▶ INPUT FOR THIS TASK
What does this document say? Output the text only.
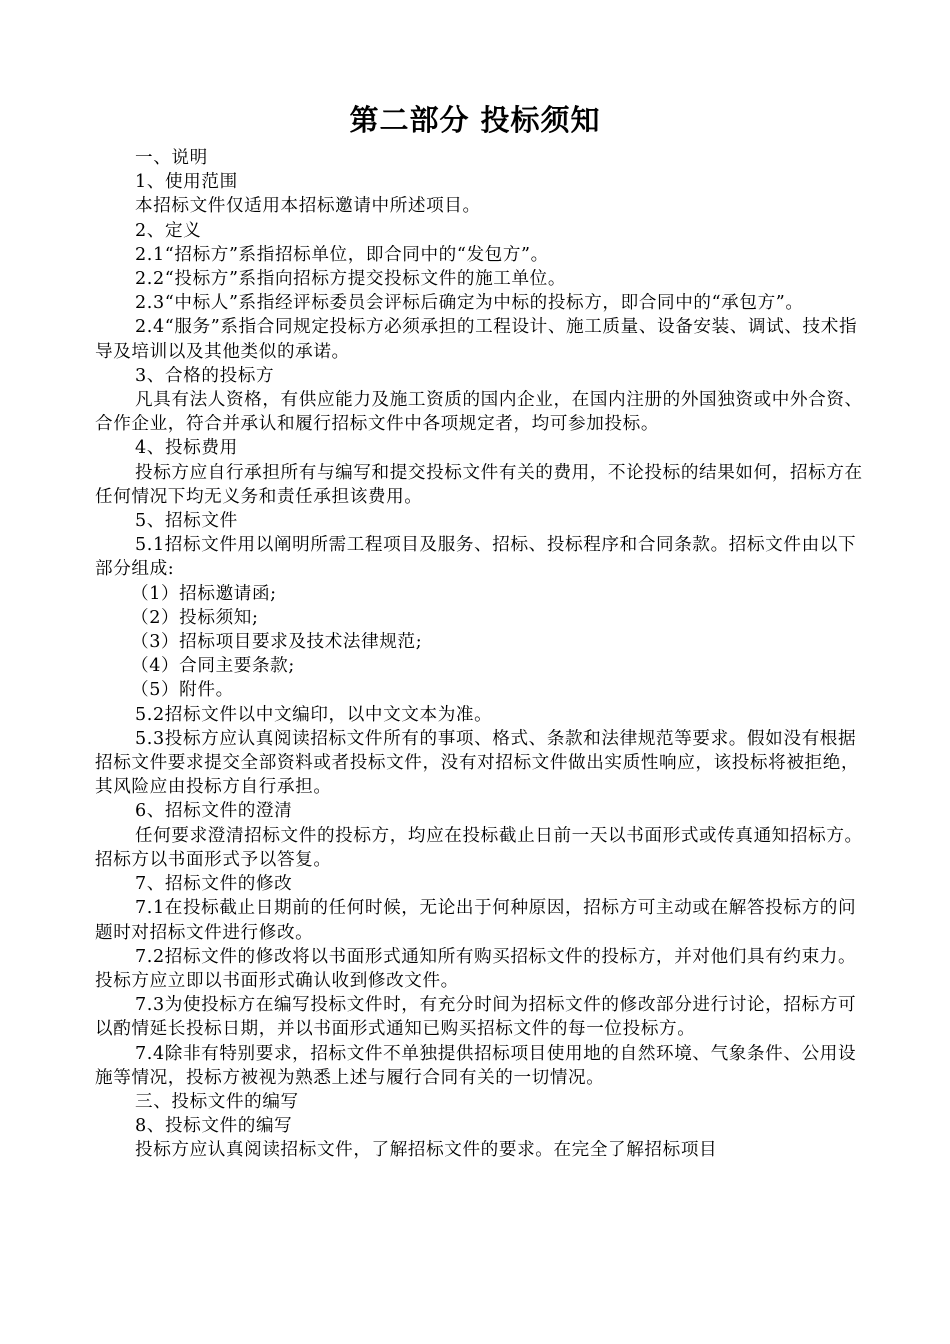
第二部分 投标须知

一、说明

1、使用范围

本招标文件仅适用本招标邀请中所述项目。

2、定义

2.1“招标方”系指招标单位，即合同中的“发包方”。

2.2“投标方”系指向招标方提交投标文件的施工单位。

2.3“中标人”系指经评标委员会评标后确定为中标的投标方，即合同中的“承包方”。

2.4“服务”系指合同规定投标方必须承担的工程设计、施工质量、设备安装、调试、技术指导及培训以及其他类似的承诺。

3、合格的投标方

凡具有法人资格，有供应能力及施工资质的国内企业，在国内注册的外国独资或中外合资、合作企业，符合并承认和履行招标文件中各项规定者，均可参加投标。

4、投标费用

投标方应自行承担所有与编写和提交投标文件有关的费用，不论投标的结果如何，招标方在任何情况下均无义务和责任承担该费用。

5、招标文件

5.1招标文件用以阐明所需工程项目及服务、招标、投标程序和合同条款。招标文件由以下部分组成:

（1）招标邀请函;

（2）投标须知;

（3）招标项目要求及技术法律规范;

（4）合同主要条款;

（5）附件。

5.2招标文件以中文编印，以中文文本为准。

5.3投标方应认真阅读招标文件所有的事项、格式、条款和法律规范等要求。假如没有根据招标文件要求提交全部资料或者投标文件，没有对招标文件做出实质性响应，该投标将被拒绝，其风险应由投标方自行承担。

6、招标文件的澄清

任何要求澄清招标文件的投标方，均应在投标截止日前一天以书面形式或传真通知招标方。招标方以书面形式予以答复。

7、招标文件的修改

7.1在投标截止日期前的任何时候，无论出于何种原因，招标方可主动或在解答投标方的问题时对招标文件进行修改。

7.2招标文件的修改将以书面形式通知所有购买招标文件的投标方，并对他们具有约束力。投标方应立即以书面形式确认收到修改文件。

7.3为使投标方在编写投标文件时，有充分时间为招标文件的修改部分进行讨论，招标方可以酌情延长投标日期，并以书面形式通知已购买招标文件的每一位投标方。

7.4除非有特别要求，招标文件不单独提供招标项目使用地的自然环境、气象条件、公用设施等情况，投标方被视为熟悉上述与履行合同有关的一切情况。

三、投标文件的编写

8、投标文件的编写

投标方应认真阅读招标文件，了解招标文件的要求。在完全了解招标项目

▶ WHAT YOU NEED TO DO
Each line in the records above should be reproduced exactly; images are not copied.

▶ EXERCISE RESPONSE
What does this document say? Output the text only.
第二部分 投标须知

一、说明

1、使用范围

本招标文件仅适用本招标邀请中所述项目。

2、定义

2.1“招标方”系指招标单位，即合同中的“发包方”。

2.2“投标方”系指向招标方提交投标文件的施工单位。

2.3“中标人”系指经评标委员会评标后确定为中标的投标方，即合同中的“承包方”。

2.4“服务”系指合同规定投标方必须承担的工程设计、施工质量、设备安装、调试、技术指导及培训以及其他类似的承诺。

3、合格的投标方

凡具有法人资格，有供应能力及施工资质的国内企业，在国内注册的外国独资或中外合资、合作企业，符合并承认和履行招标文件中各项规定者，均可参加投标。

4、投标费用

投标方应自行承担所有与编写和提交投标文件有关的费用，不论投标的结果如何，招标方在任何情况下均无义务和责任承担该费用。

5、招标文件

5.1招标文件用以阐明所需工程项目及服务、招标、投标程序和合同条款。招标文件由以下部分组成:

（1）招标邀请函;

（2）投标须知;

（3）招标项目要求及技术法律规范;

（4）合同主要条款;

（5）附件。

5.2招标文件以中文编印，以中文文本为准。

5.3投标方应认真阅读招标文件所有的事项、格式、条款和法律规范等要求。假如没有根据招标文件要求提交全部资料或者投标文件，没有对招标文件做出实质性响应，该投标将被拒绝，其风险应由投标方自行承担。

6、招标文件的澄清

任何要求澄清招标文件的投标方，均应在投标截止日前一天以书面形式或传真通知招标方。招标方以书面形式予以答复。

7、招标文件的修改

7.1在投标截止日期前的任何时候，无论出于何种原因，招标方可主动或在解答投标方的问题时对招标文件进行修改。

7.2招标文件的修改将以书面形式通知所有购买招标文件的投标方，并对他们具有约束力。投标方应立即以书面形式确认收到修改文件。

7.3为使投标方在编写投标文件时，有充分时间为招标文件的修改部分进行讨论，招标方可以酌情延长投标日期，并以书面形式通知已购买招标文件的每一位投标方。

7.4除非有特别要求，招标文件不单独提供招标项目使用地的自然环境、气象条件、公用设施等情况，投标方被视为熟悉上述与履行合同有关的一切情况。

三、投标文件的编写

8、投标文件的编写

投标方应认真阅读招标文件，了解招标文件的要求。在完全了解招标项目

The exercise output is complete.